* Objective
Pictures do not belong in the copy. Return all of the entries exactly.
— start Exercise inputs —
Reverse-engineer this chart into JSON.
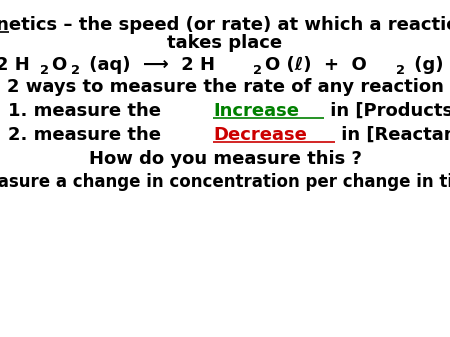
{
  "bg_color": "#ffffff",
  "line1a": "kinetics – the speed (or rate) at which a reaction",
  "line1b": "takes place",
  "line3": "2 ways to measure the rate of any reaction",
  "line4_pre": "1. measure the ",
  "line4_highlight": "Increase",
  "line4_post": " in [Products] over time",
  "line4_highlight_color": "#008000",
  "line5_pre": "2. measure the ",
  "line5_highlight": "Decrease",
  "line5_post": " in [Reactants] over time",
  "line5_highlight_color": "#cc0000",
  "line6": "How do you measure this ?",
  "line7": "measure a change in concentration per change in time",
  "font_size_main": 13,
  "font_size_eq": 13,
  "font_size_bottom": 12,
  "eq_segments": [
    [
      "2 H",
      false
    ],
    [
      "2",
      true
    ],
    [
      "O",
      false
    ],
    [
      "2",
      true
    ],
    [
      " (aq)  ⟶  2 H",
      false
    ],
    [
      "2",
      true
    ],
    [
      "O (ℓ)  +  O",
      false
    ],
    [
      "2",
      true
    ],
    [
      " (g)",
      false
    ]
  ]
}
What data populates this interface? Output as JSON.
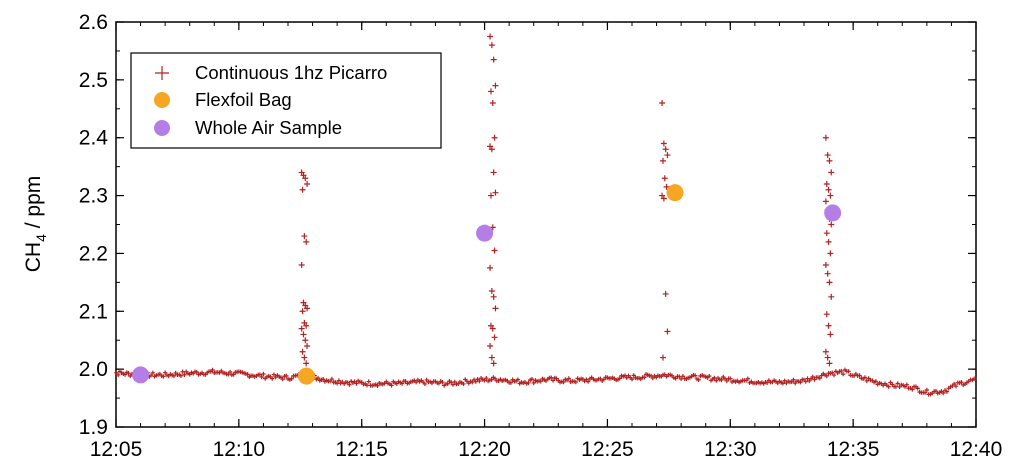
{
  "chart_data": {
    "type": "scatter",
    "title": "",
    "xlabel": "",
    "ylabel": {
      "base": "CH",
      "subscript": "4",
      "suffix": " / ppm"
    },
    "xlim": [
      "12:05",
      "12:40"
    ],
    "ylim": [
      1.9,
      2.6
    ],
    "x_ticks": [
      "12:05",
      "12:10",
      "12:15",
      "12:20",
      "12:25",
      "12:30",
      "12:35",
      "12:40"
    ],
    "y_ticks": [
      "1.9",
      "2.0",
      "2.1",
      "2.2",
      "2.3",
      "2.4",
      "2.5",
      "2.6"
    ],
    "grid": false,
    "legend_position": "top-left",
    "series": [
      {
        "name": "Continuous 1hz Picarro",
        "marker": "plus",
        "color": "#b22222",
        "baseline": [
          [
            "12:04:40",
            1.995
          ],
          [
            "12:06:00",
            1.99
          ],
          [
            "12:07:00",
            1.99
          ],
          [
            "12:08:00",
            1.993
          ],
          [
            "12:09:00",
            1.995
          ],
          [
            "12:10:00",
            1.992
          ],
          [
            "12:11:00",
            1.988
          ],
          [
            "12:12:00",
            1.985
          ],
          [
            "12:12:40",
            1.99
          ],
          [
            "12:13:30",
            1.982
          ],
          [
            "12:14:30",
            1.977
          ],
          [
            "12:15:30",
            1.975
          ],
          [
            "12:16:30",
            1.975
          ],
          [
            "12:17:30",
            1.978
          ],
          [
            "12:18:30",
            1.975
          ],
          [
            "12:19:30",
            1.98
          ],
          [
            "12:20:30",
            1.983
          ],
          [
            "12:21:30",
            1.978
          ],
          [
            "12:22:30",
            1.982
          ],
          [
            "12:23:30",
            1.98
          ],
          [
            "12:24:30",
            1.982
          ],
          [
            "12:25:30",
            1.985
          ],
          [
            "12:26:30",
            1.987
          ],
          [
            "12:27:20",
            1.99
          ],
          [
            "12:28:00",
            1.987
          ],
          [
            "12:29:00",
            1.985
          ],
          [
            "12:30:00",
            1.982
          ],
          [
            "12:31:00",
            1.979
          ],
          [
            "12:32:00",
            1.977
          ],
          [
            "12:33:00",
            1.98
          ],
          [
            "12:34:00",
            1.993
          ],
          [
            "12:34:40",
            1.995
          ],
          [
            "12:35:20",
            1.985
          ],
          [
            "12:36:00",
            1.977
          ],
          [
            "12:36:40",
            1.972
          ],
          [
            "12:37:20",
            1.97
          ],
          [
            "12:38:00",
            1.96
          ],
          [
            "12:38:40",
            1.962
          ],
          [
            "12:39:20",
            1.975
          ],
          [
            "12:40:00",
            1.982
          ]
        ],
        "spikes": [
          {
            "x": "12:12:40",
            "y": [
              2.34,
              2.335,
              2.33,
              2.32,
              2.31,
              2.23,
              2.22,
              2.18,
              2.115,
              2.11,
              2.105,
              2.1,
              2.08,
              2.075,
              2.07,
              2.06,
              2.05,
              2.04,
              2.03,
              2.02,
              2.01
            ]
          },
          {
            "x": "12:20:20",
            "y": [
              2.575,
              2.56,
              2.535,
              2.49,
              2.48,
              2.46,
              2.4,
              2.385,
              2.38,
              2.34,
              2.305,
              2.3,
              2.245,
              2.205,
              2.175,
              2.135,
              2.125,
              2.105,
              2.075,
              2.07,
              2.055,
              2.04,
              2.02,
              2.01
            ]
          },
          {
            "x": "12:27:20",
            "y": [
              2.46,
              2.39,
              2.38,
              2.37,
              2.36,
              2.33,
              2.315,
              2.3,
              2.295,
              2.13,
              2.065,
              2.02
            ]
          },
          {
            "x": "12:34:00",
            "y": [
              2.4,
              2.37,
              2.36,
              2.34,
              2.32,
              2.31,
              2.3,
              2.29,
              2.275,
              2.26,
              2.25,
              2.235,
              2.22,
              2.2,
              2.18,
              2.165,
              2.15,
              2.125,
              2.095,
              2.075,
              2.06,
              2.03,
              2.02,
              2.01
            ]
          }
        ]
      },
      {
        "name": "Flexfoil Bag",
        "marker": "circle",
        "color": "#f5a623",
        "points": [
          [
            "12:12:45",
            1.988
          ],
          [
            "12:27:45",
            2.305
          ]
        ]
      },
      {
        "name": "Whole Air Sample",
        "marker": "circle",
        "color": "#b57ee6",
        "points": [
          [
            "12:06:00",
            1.99
          ],
          [
            "12:20:00",
            2.235
          ],
          [
            "12:34:10",
            2.27
          ]
        ]
      }
    ]
  }
}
— end Exercise inputs —
* Response to the exercise
Reverse-engineer this chart into JSON.
{
  "bg_color": "#ffffff",
  "line1a": "kinetics – the speed (or rate) at which a reaction",
  "line1b": "takes place",
  "line3": "2 ways to measure the rate of any reaction",
  "line4_pre": "1. measure the ",
  "line4_highlight": "Increase",
  "line4_post": " in [Products] over time",
  "line4_highlight_color": "#008000",
  "line5_pre": "2. measure the ",
  "line5_highlight": "Decrease",
  "line5_post": " in [Reactants] over time",
  "line5_highlight_color": "#cc0000",
  "line6": "How do you measure this ?",
  "line7": "measure a change in concentration per change in time",
  "font_size_main": 13,
  "font_size_eq": 13,
  "font_size_bottom": 12,
  "eq_segments": [
    [
      "2 H",
      false
    ],
    [
      "2",
      true
    ],
    [
      "O",
      false
    ],
    [
      "2",
      true
    ],
    [
      " (aq)  ⟶  2 H",
      false
    ],
    [
      "2",
      true
    ],
    [
      "O (ℓ)  +  O",
      false
    ],
    [
      "2",
      true
    ],
    [
      " (g)",
      false
    ]
  ]
}
What data populates this interface? Output as JSON.
{
  "chart_data": {
    "type": "scatter",
    "title": "",
    "xlabel": "",
    "ylabel": {
      "base": "CH",
      "subscript": "4",
      "suffix": " / ppm"
    },
    "xlim": [
      "12:05",
      "12:40"
    ],
    "ylim": [
      1.9,
      2.6
    ],
    "x_ticks": [
      "12:05",
      "12:10",
      "12:15",
      "12:20",
      "12:25",
      "12:30",
      "12:35",
      "12:40"
    ],
    "y_ticks": [
      "1.9",
      "2.0",
      "2.1",
      "2.2",
      "2.3",
      "2.4",
      "2.5",
      "2.6"
    ],
    "grid": false,
    "legend_position": "top-left",
    "series": [
      {
        "name": "Continuous 1hz Picarro",
        "marker": "plus",
        "color": "#b22222",
        "baseline": [
          [
            "12:04:40",
            1.995
          ],
          [
            "12:06:00",
            1.99
          ],
          [
            "12:07:00",
            1.99
          ],
          [
            "12:08:00",
            1.993
          ],
          [
            "12:09:00",
            1.995
          ],
          [
            "12:10:00",
            1.992
          ],
          [
            "12:11:00",
            1.988
          ],
          [
            "12:12:00",
            1.985
          ],
          [
            "12:12:40",
            1.99
          ],
          [
            "12:13:30",
            1.982
          ],
          [
            "12:14:30",
            1.977
          ],
          [
            "12:15:30",
            1.975
          ],
          [
            "12:16:30",
            1.975
          ],
          [
            "12:17:30",
            1.978
          ],
          [
            "12:18:30",
            1.975
          ],
          [
            "12:19:30",
            1.98
          ],
          [
            "12:20:30",
            1.983
          ],
          [
            "12:21:30",
            1.978
          ],
          [
            "12:22:30",
            1.982
          ],
          [
            "12:23:30",
            1.98
          ],
          [
            "12:24:30",
            1.982
          ],
          [
            "12:25:30",
            1.985
          ],
          [
            "12:26:30",
            1.987
          ],
          [
            "12:27:20",
            1.99
          ],
          [
            "12:28:00",
            1.987
          ],
          [
            "12:29:00",
            1.985
          ],
          [
            "12:30:00",
            1.982
          ],
          [
            "12:31:00",
            1.979
          ],
          [
            "12:32:00",
            1.977
          ],
          [
            "12:33:00",
            1.98
          ],
          [
            "12:34:00",
            1.993
          ],
          [
            "12:34:40",
            1.995
          ],
          [
            "12:35:20",
            1.985
          ],
          [
            "12:36:00",
            1.977
          ],
          [
            "12:36:40",
            1.972
          ],
          [
            "12:37:20",
            1.97
          ],
          [
            "12:38:00",
            1.96
          ],
          [
            "12:38:40",
            1.962
          ],
          [
            "12:39:20",
            1.975
          ],
          [
            "12:40:00",
            1.982
          ]
        ],
        "spikes": [
          {
            "x": "12:12:40",
            "y": [
              2.34,
              2.335,
              2.33,
              2.32,
              2.31,
              2.23,
              2.22,
              2.18,
              2.115,
              2.11,
              2.105,
              2.1,
              2.08,
              2.075,
              2.07,
              2.06,
              2.05,
              2.04,
              2.03,
              2.02,
              2.01
            ]
          },
          {
            "x": "12:20:20",
            "y": [
              2.575,
              2.56,
              2.535,
              2.49,
              2.48,
              2.46,
              2.4,
              2.385,
              2.38,
              2.34,
              2.305,
              2.3,
              2.245,
              2.205,
              2.175,
              2.135,
              2.125,
              2.105,
              2.075,
              2.07,
              2.055,
              2.04,
              2.02,
              2.01
            ]
          },
          {
            "x": "12:27:20",
            "y": [
              2.46,
              2.39,
              2.38,
              2.37,
              2.36,
              2.33,
              2.315,
              2.3,
              2.295,
              2.13,
              2.065,
              2.02
            ]
          },
          {
            "x": "12:34:00",
            "y": [
              2.4,
              2.37,
              2.36,
              2.34,
              2.32,
              2.31,
              2.3,
              2.29,
              2.275,
              2.26,
              2.25,
              2.235,
              2.22,
              2.2,
              2.18,
              2.165,
              2.15,
              2.125,
              2.095,
              2.075,
              2.06,
              2.03,
              2.02,
              2.01
            ]
          }
        ]
      },
      {
        "name": "Flexfoil Bag",
        "marker": "circle",
        "color": "#f5a623",
        "points": [
          [
            "12:12:45",
            1.988
          ],
          [
            "12:27:45",
            2.305
          ]
        ]
      },
      {
        "name": "Whole Air Sample",
        "marker": "circle",
        "color": "#b57ee6",
        "points": [
          [
            "12:06:00",
            1.99
          ],
          [
            "12:20:00",
            2.235
          ],
          [
            "12:34:10",
            2.27
          ]
        ]
      }
    ]
  }
}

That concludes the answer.